» Exercise: Transcribe the entries that follow, word for word.

» Supplied data:
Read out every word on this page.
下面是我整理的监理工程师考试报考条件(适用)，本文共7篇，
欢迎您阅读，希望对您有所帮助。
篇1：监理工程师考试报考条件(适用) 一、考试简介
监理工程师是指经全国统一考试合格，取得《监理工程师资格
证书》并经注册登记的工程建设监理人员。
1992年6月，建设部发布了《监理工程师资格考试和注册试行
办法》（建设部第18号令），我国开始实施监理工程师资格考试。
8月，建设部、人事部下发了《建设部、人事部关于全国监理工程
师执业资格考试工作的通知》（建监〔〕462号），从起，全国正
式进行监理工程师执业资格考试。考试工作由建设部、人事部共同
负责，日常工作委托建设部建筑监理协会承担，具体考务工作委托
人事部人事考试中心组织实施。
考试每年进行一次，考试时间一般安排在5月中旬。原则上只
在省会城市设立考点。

» Exercise solution:
Read out every word on this page.
下面是我整理的监理工程师考试报考条件(适用)，本文共7篇，
欢迎您阅读，希望对您有所帮助。
篇1：监理工程师考试报考条件(适用) 一、考试简介
监理工程师是指经全国统一考试合格，取得《监理工程师资格
证书》并经注册登记的工程建设监理人员。
1992年6月，建设部发布了《监理工程师资格考试和注册试行
办法》（建设部第18号令），我国开始实施监理工程师资格考试。
8月，建设部、人事部下发了《建设部、人事部关于全国监理工程
师执业资格考试工作的通知》（建监〔〕462号），从起，全国正
式进行监理工程师执业资格考试。考试工作由建设部、人事部共同
负责，日常工作委托建设部建筑监理协会承担，具体考务工作委托
人事部人事考试中心组织实施。
考试每年进行一次，考试时间一般安排在5月中旬。原则上只
在省会城市设立考点。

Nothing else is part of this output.